## WHAT TO PRODUCE
Show all lines that include the string "事故理赔结束后一个月内一次性到财务科交清"; copy each one.

## DATA PROVIDED
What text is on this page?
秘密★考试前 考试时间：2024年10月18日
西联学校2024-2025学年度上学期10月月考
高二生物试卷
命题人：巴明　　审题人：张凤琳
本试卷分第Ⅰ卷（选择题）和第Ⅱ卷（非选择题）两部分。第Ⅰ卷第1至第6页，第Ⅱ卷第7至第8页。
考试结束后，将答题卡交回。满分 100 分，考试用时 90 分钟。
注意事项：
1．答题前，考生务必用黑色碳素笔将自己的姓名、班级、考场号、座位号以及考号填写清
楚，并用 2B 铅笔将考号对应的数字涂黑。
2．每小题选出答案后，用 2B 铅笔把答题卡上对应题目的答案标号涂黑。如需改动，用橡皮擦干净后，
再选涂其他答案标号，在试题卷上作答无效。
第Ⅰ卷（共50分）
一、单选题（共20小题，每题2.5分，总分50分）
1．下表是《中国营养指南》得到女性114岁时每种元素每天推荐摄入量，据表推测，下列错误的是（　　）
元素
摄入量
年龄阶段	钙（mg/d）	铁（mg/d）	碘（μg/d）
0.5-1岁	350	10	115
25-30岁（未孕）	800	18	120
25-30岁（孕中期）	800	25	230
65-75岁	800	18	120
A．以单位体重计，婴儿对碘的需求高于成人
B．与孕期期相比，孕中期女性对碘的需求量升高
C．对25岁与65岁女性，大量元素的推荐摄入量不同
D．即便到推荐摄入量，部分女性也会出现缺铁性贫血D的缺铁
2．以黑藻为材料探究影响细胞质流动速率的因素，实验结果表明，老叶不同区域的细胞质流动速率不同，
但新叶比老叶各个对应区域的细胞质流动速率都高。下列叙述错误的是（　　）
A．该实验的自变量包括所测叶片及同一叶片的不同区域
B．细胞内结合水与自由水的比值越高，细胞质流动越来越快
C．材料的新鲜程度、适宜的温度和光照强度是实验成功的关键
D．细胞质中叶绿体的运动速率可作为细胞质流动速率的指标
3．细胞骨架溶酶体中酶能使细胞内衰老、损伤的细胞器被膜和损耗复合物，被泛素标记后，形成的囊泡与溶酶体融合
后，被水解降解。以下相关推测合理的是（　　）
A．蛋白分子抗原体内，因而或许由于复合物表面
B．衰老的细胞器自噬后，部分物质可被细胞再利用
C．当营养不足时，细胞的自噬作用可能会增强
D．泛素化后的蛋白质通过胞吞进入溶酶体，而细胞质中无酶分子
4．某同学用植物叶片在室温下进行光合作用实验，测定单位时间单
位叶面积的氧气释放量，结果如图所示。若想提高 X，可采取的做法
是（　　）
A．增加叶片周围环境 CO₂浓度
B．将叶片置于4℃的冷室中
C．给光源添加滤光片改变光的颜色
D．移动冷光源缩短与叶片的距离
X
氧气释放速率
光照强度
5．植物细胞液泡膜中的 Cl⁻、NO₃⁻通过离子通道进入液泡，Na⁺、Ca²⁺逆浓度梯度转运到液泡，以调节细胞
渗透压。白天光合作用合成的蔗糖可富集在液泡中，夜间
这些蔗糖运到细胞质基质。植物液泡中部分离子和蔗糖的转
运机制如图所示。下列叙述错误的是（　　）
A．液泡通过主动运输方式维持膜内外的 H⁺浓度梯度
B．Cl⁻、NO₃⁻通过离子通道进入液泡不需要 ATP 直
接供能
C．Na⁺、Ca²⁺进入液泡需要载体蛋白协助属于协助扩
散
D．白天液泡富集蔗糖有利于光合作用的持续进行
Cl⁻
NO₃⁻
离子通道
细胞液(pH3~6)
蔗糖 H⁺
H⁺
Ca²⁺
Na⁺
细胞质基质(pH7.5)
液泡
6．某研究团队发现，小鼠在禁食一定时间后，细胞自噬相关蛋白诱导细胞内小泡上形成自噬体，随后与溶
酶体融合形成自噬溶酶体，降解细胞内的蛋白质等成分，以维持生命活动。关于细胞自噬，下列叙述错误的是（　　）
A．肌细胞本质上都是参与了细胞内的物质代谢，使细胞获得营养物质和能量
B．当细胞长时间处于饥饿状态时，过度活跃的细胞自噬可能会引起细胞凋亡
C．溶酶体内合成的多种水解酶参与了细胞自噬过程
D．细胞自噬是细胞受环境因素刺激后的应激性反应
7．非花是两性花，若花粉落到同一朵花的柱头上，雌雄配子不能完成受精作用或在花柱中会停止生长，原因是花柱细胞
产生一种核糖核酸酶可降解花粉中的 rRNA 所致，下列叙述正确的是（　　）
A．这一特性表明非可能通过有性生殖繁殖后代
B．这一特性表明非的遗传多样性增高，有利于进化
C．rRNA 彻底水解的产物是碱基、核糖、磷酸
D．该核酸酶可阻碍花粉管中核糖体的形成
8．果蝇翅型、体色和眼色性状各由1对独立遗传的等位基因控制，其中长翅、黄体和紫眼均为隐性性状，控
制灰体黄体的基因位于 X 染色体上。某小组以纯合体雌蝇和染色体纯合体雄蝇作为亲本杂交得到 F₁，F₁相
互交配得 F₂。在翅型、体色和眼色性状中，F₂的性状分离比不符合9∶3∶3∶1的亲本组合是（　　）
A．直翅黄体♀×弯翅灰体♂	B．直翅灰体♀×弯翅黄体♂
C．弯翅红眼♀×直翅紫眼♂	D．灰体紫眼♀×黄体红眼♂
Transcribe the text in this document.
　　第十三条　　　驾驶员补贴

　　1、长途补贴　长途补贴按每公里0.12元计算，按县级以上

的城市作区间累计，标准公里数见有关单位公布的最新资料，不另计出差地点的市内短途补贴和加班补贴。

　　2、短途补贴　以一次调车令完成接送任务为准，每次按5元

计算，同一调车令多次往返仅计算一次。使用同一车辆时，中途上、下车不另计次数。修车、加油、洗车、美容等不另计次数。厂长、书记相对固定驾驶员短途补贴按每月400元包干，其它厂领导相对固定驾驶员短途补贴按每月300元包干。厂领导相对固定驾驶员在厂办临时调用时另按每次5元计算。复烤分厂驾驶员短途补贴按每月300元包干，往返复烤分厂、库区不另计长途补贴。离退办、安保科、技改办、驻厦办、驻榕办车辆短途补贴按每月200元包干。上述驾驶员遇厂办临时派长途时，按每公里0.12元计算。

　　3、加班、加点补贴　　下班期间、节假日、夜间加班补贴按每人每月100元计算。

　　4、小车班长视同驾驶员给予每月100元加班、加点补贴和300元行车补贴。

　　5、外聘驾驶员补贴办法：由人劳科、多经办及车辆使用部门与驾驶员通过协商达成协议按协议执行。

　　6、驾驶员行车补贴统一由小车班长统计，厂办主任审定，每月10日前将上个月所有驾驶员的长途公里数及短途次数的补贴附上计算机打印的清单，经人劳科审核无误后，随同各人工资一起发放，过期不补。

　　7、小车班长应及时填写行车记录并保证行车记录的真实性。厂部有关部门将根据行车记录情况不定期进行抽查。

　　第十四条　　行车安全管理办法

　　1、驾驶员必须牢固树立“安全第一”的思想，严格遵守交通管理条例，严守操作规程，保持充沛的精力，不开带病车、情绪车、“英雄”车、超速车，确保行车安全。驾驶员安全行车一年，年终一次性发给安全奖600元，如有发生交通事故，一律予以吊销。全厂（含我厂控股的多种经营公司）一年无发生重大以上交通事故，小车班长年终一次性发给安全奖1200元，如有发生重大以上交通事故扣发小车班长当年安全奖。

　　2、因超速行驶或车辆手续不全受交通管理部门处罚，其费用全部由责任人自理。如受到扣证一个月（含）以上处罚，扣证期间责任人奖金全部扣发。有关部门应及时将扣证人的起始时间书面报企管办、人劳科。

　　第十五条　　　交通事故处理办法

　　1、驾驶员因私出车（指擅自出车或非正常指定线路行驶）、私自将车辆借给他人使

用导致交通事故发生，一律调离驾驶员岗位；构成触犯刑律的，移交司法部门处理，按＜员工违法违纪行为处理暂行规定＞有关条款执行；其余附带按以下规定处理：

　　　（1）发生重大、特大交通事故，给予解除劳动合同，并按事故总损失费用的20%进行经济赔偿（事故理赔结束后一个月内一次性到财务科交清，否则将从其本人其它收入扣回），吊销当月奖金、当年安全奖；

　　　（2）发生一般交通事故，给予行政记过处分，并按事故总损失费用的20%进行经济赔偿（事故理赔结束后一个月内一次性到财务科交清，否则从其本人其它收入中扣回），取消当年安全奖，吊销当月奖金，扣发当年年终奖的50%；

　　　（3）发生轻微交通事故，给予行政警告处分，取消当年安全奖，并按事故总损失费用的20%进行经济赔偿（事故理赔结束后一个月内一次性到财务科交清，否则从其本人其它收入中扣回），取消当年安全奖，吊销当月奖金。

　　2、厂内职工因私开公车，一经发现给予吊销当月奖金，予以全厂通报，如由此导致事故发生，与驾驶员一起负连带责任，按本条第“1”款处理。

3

## EXERCISE RESPONSE
　　　（1）发生重大、特大交通事故，给予解除劳动合同，并按事故总损失费用的20%进行经济赔偿（事故理赔结束后一个月内一次性到财务科交清，否则将从其本人其它收入扣回），吊销当月奖金、当年安全奖；
　　　（2）发生一般交通事故，给予行政记过处分，并按事故总损失费用的20%进行经济赔偿（事故理赔结束后一个月内一次性到财务科交清，否则从其本人其它收入中扣回），取消当年安全奖，吊销当月奖金，扣发当年年终奖的50%；
　　　（3）发生轻微交通事故，给予行政警告处分，取消当年安全奖，并按事故总损失费用的20%进行经济赔偿（事故理赔结束后一个月内一次性到财务科交清，否则从其本人其它收入中扣回），取消当年安全奖，吊销当月奖金。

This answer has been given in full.